**Short exercise**
All of the data must be printed exactly; please include every line.

Dataset items
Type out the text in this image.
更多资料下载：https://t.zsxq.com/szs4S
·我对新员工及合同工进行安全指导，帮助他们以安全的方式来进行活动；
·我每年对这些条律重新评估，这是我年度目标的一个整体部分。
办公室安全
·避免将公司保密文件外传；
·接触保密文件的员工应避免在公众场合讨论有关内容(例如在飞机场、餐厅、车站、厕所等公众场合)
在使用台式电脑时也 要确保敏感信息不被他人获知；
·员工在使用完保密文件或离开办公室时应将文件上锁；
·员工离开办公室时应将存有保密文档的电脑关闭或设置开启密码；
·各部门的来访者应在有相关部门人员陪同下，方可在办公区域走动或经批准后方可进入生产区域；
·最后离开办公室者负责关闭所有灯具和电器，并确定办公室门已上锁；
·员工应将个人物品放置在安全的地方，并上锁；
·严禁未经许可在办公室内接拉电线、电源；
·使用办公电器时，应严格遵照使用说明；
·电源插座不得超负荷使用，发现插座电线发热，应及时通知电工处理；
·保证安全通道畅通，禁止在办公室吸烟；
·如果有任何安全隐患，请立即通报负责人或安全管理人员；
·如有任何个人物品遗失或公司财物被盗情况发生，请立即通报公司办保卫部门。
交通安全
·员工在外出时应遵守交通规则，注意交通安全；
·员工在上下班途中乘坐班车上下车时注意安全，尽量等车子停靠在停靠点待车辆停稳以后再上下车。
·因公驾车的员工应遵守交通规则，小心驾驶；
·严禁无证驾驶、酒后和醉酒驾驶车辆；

**Completed task**
Type out the text in this image.
更多资料下载：https://t.zsxq.com/szs4S
·我对新员工及合同工进行安全指导，帮助他们以安全的方式来进行活动；
·我每年对这些条律重新评估，这是我年度目标的一个整体部分。
办公室安全
·避免将公司保密文件外传；
·接触保密文件的员工应避免在公众场合讨论有关内容(例如在飞机场、餐厅、车站、厕所等公众场合)
在使用台式电脑时也 要确保敏感信息不被他人获知；
·员工在使用完保密文件或离开办公室时应将文件上锁；
·员工离开办公室时应将存有保密文档的电脑关闭或设置开启密码；
·各部门的来访者应在有相关部门人员陪同下，方可在办公区域走动或经批准后方可进入生产区域；
·最后离开办公室者负责关闭所有灯具和电器，并确定办公室门已上锁；
·员工应将个人物品放置在安全的地方，并上锁；
·严禁未经许可在办公室内接拉电线、电源；
·使用办公电器时，应严格遵照使用说明；
·电源插座不得超负荷使用，发现插座电线发热，应及时通知电工处理；
·保证安全通道畅通，禁止在办公室吸烟；
·如果有任何安全隐患，请立即通报负责人或安全管理人员；
·如有任何个人物品遗失或公司财物被盗情况发生，请立即通报公司办保卫部门。
交通安全
·员工在外出时应遵守交通规则，注意交通安全；
·员工在上下班途中乘坐班车上下车时注意安全，尽量等车子停靠在停靠点待车辆停稳以后再上下车。
·因公驾车的员工应遵守交通规则，小心驾驶；
·严禁无证驾驶、酒后和醉酒驾驶车辆；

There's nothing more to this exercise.